### Information provided ###

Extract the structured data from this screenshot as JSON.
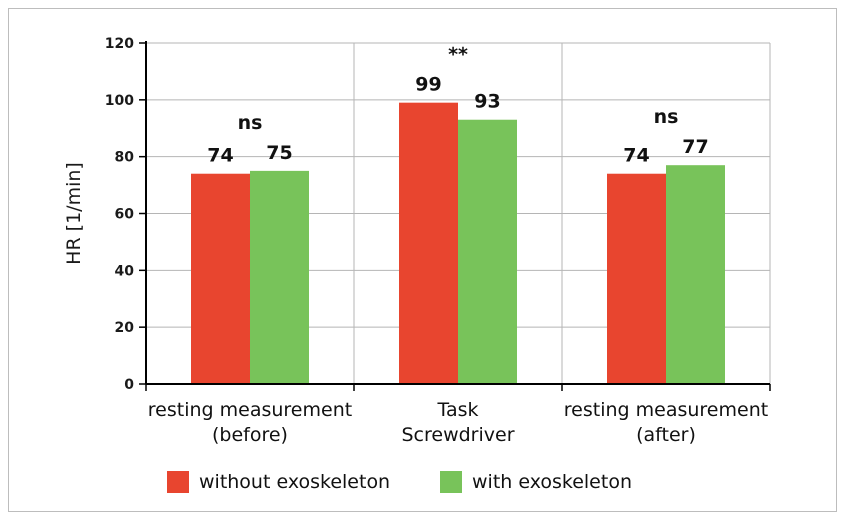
{
  "chart_data": {
    "type": "bar",
    "categories": [
      [
        "resting measurement",
        "(before)"
      ],
      [
        "Task",
        "Screwdriver"
      ],
      [
        "resting measurement",
        "(after)"
      ]
    ],
    "series": [
      {
        "name": "without exoskeleton",
        "color": "#e8452f",
        "values": [
          74,
          99,
          74
        ]
      },
      {
        "name": "with exoskeleton",
        "color": "#78c35a",
        "values": [
          75,
          93,
          77
        ]
      }
    ],
    "bar_labels": [
      [
        "74",
        "75"
      ],
      [
        "99",
        "93"
      ],
      [
        "74",
        "77"
      ]
    ],
    "significance": [
      "ns",
      "**",
      "ns"
    ],
    "ylabel": "HR [1/min]",
    "xlabel": "",
    "ylim": [
      0,
      120
    ],
    "yticks": [
      0,
      20,
      40,
      60,
      80,
      100,
      120
    ],
    "grid": true,
    "legend_position": "bottom"
  }
}
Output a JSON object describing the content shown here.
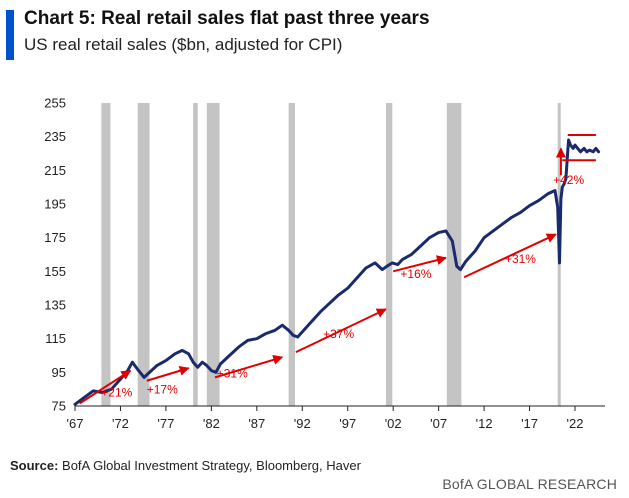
{
  "header": {
    "title": "Chart 5: Real retail sales flat past three years",
    "subtitle": "US real retail sales ($bn, adjusted for CPI)"
  },
  "footer": {
    "source_label": "Source:",
    "source_text": " BofA Global Investment Strategy, Bloomberg, Haver",
    "brand_a": "BofA",
    "brand_b": " GLOBAL RESEARCH"
  },
  "colors": {
    "line": "#1a2a6c",
    "recession": "#c4c4c4",
    "annotation": "#e00000",
    "accent": "#0052cc"
  },
  "chart_data": {
    "type": "line",
    "title": "Chart 5: Real retail sales flat past three years",
    "ylabel": "",
    "ylim": [
      75,
      255
    ],
    "yticks": [
      75,
      95,
      115,
      135,
      155,
      175,
      195,
      215,
      235,
      255
    ],
    "xlim": [
      1967,
      2025.3
    ],
    "xticks": [
      {
        "v": 1967,
        "label": "'67"
      },
      {
        "v": 1972,
        "label": "'72"
      },
      {
        "v": 1977,
        "label": "'77"
      },
      {
        "v": 1982,
        "label": "'82"
      },
      {
        "v": 1987,
        "label": "'87"
      },
      {
        "v": 1992,
        "label": "'92"
      },
      {
        "v": 1997,
        "label": "'97"
      },
      {
        "v": 2002,
        "label": "'02"
      },
      {
        "v": 2007,
        "label": "'07"
      },
      {
        "v": 2012,
        "label": "'12"
      },
      {
        "v": 2017,
        "label": "'17"
      },
      {
        "v": 2022,
        "label": "'22"
      }
    ],
    "recessions": [
      [
        1969.9,
        1970.9
      ],
      [
        1973.9,
        1975.2
      ],
      [
        1980.0,
        1980.5
      ],
      [
        1981.5,
        1982.9
      ],
      [
        1990.5,
        1991.2
      ],
      [
        2001.2,
        2001.9
      ],
      [
        2007.9,
        2009.5
      ],
      [
        2020.1,
        2020.4
      ]
    ],
    "series": [
      {
        "x": [
          1967.0,
          1968.0,
          1969.0,
          1970.0,
          1971.0,
          1972.0,
          1972.8,
          1973.3,
          1974.0,
          1974.6,
          1975.0,
          1976.0,
          1977.0,
          1978.0,
          1978.8,
          1979.5,
          1980.0,
          1980.5,
          1981.0,
          1981.5,
          1982.0,
          1982.5,
          1983.0,
          1984.0,
          1985.0,
          1986.0,
          1987.0,
          1988.0,
          1989.0,
          1989.8,
          1990.5,
          1991.0,
          1991.5,
          1992.0,
          1993.0,
          1994.0,
          1995.0,
          1996.0,
          1997.0,
          1998.0,
          1999.0,
          2000.0,
          2000.8,
          2001.3,
          2001.9,
          2002.5,
          2003.0,
          2004.0,
          2005.0,
          2006.0,
          2007.0,
          2007.8,
          2008.5,
          2009.0,
          2009.4,
          2010.0,
          2011.0,
          2012.0,
          2013.0,
          2014.0,
          2015.0,
          2016.0,
          2017.0,
          2018.0,
          2019.0,
          2019.8,
          2020.1,
          2020.3,
          2020.45,
          2020.6,
          2020.8,
          2021.0,
          2021.2,
          2021.3,
          2021.5,
          2021.8,
          2022.0,
          2022.3,
          2022.6,
          2023.0,
          2023.3,
          2023.6,
          2024.0,
          2024.3,
          2024.6
        ],
        "values": [
          76,
          80,
          84,
          83,
          85,
          91,
          96,
          101,
          96,
          92,
          94,
          99,
          102,
          106,
          108,
          106,
          101,
          98,
          101,
          99,
          96,
          95,
          100,
          105,
          110,
          114,
          115,
          118,
          120,
          123,
          120,
          117,
          116,
          119,
          125,
          131,
          136,
          141,
          145,
          151,
          157,
          160,
          156,
          158,
          160,
          159,
          162,
          165,
          170,
          175,
          178,
          179,
          173,
          158,
          156,
          161,
          167,
          175,
          179,
          183,
          187,
          190,
          194,
          197,
          201,
          203,
          193,
          160,
          198,
          205,
          207,
          210,
          226,
          233,
          230,
          228,
          230,
          228,
          226,
          228,
          226,
          227,
          226,
          228,
          226
        ]
      }
    ],
    "annotations": [
      {
        "label": "+21%",
        "x1": 1967.5,
        "y1": 76.5,
        "x2": 1973.1,
        "y2": 96,
        "tx": 1971.6,
        "ty": 80.5
      },
      {
        "label": "+17%",
        "x1": 1974.9,
        "y1": 90,
        "x2": 1979.5,
        "y2": 97.5,
        "tx": 1976.6,
        "ty": 82.5
      },
      {
        "label": "+31%",
        "x1": 1982.4,
        "y1": 92,
        "x2": 1989.8,
        "y2": 104,
        "tx": 1984.3,
        "ty": 92
      },
      {
        "label": "+37%",
        "x1": 1991.3,
        "y1": 107,
        "x2": 2001.2,
        "y2": 132.5,
        "tx": 1996.0,
        "ty": 115.5
      },
      {
        "label": "+16%",
        "x1": 2002.0,
        "y1": 155,
        "x2": 2007.8,
        "y2": 163,
        "tx": 2004.5,
        "ty": 151
      },
      {
        "label": "+31%",
        "x1": 2009.8,
        "y1": 151.5,
        "x2": 2019.9,
        "y2": 177,
        "tx": 2016.0,
        "ty": 160
      },
      {
        "label": "+42%",
        "x1": 2020.45,
        "y1": 212,
        "x2": 2020.45,
        "y2": 228,
        "tx": 2021.3,
        "ty": 207
      }
    ],
    "range_band": {
      "top": 236,
      "bottom": 221,
      "x_start": 2020.6,
      "x_end": 2024.3
    }
  }
}
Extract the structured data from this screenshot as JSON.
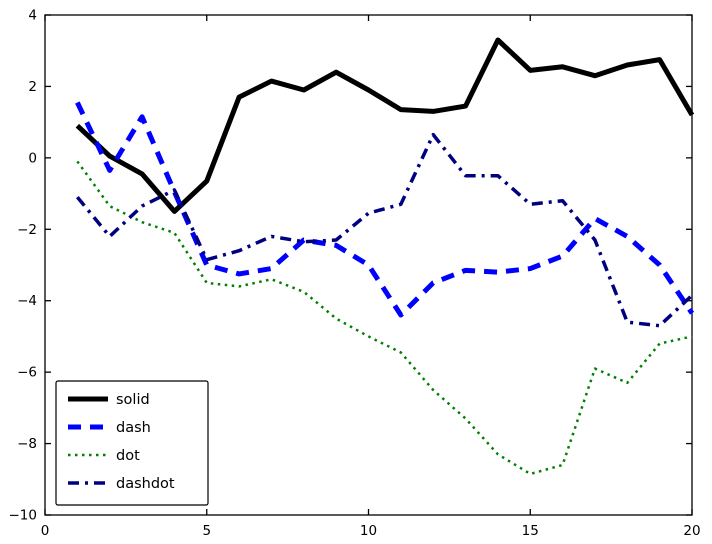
{
  "figure": {
    "background": "#ffffff",
    "frame_color": "#000000"
  },
  "chart_data": {
    "type": "line",
    "title": "",
    "xlabel": "",
    "ylabel": "",
    "xlim": [
      0,
      20
    ],
    "ylim": [
      -10,
      4
    ],
    "x_ticks": [
      0,
      5,
      10,
      15,
      20
    ],
    "y_ticks": [
      -10,
      -8,
      -6,
      -4,
      -2,
      0,
      2,
      4
    ],
    "grid": false,
    "legend_position": "lower left",
    "x": [
      1,
      2,
      3,
      4,
      5,
      6,
      7,
      8,
      9,
      10,
      11,
      12,
      13,
      14,
      15,
      16,
      17,
      18,
      19,
      20
    ],
    "series": [
      {
        "name": "solid",
        "style": "solid",
        "color": "#000000",
        "width": 5,
        "values": [
          0.9,
          0.05,
          -0.45,
          -1.5,
          -0.65,
          1.7,
          2.15,
          1.9,
          2.4,
          1.9,
          1.35,
          1.3,
          1.45,
          3.3,
          2.45,
          2.55,
          2.3,
          2.6,
          2.75,
          1.2
        ]
      },
      {
        "name": "dash",
        "style": "dash",
        "color": "#0000ff",
        "width": 5,
        "values": [
          1.55,
          -0.35,
          1.15,
          -0.95,
          -3.0,
          -3.25,
          -3.1,
          -2.3,
          -2.45,
          -3.0,
          -4.4,
          -3.5,
          -3.15,
          -3.2,
          -3.1,
          -2.75,
          -1.7,
          -2.2,
          -3.0,
          -4.35
        ]
      },
      {
        "name": "dot",
        "style": "dot",
        "color": "#007f00",
        "width": 2.5,
        "values": [
          -0.1,
          -1.35,
          -1.8,
          -2.1,
          -3.5,
          -3.6,
          -3.4,
          -3.75,
          -4.5,
          -5.0,
          -5.45,
          -6.5,
          -7.3,
          -8.3,
          -8.85,
          -8.6,
          -5.9,
          -6.3,
          -5.2,
          -5.0
        ]
      },
      {
        "name": "dashdot",
        "style": "dashdot",
        "color": "#000080",
        "width": 3.5,
        "values": [
          -1.1,
          -2.2,
          -1.35,
          -0.9,
          -2.85,
          -2.6,
          -2.2,
          -2.35,
          -2.3,
          -1.55,
          -1.3,
          0.65,
          -0.5,
          -0.5,
          -1.3,
          -1.2,
          -2.3,
          -4.6,
          -4.7,
          -3.85
        ]
      }
    ]
  }
}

###

* **Stated task**
Only the number is wanted: how many lines in the entries above contain the word "name"?

* **Solution**
6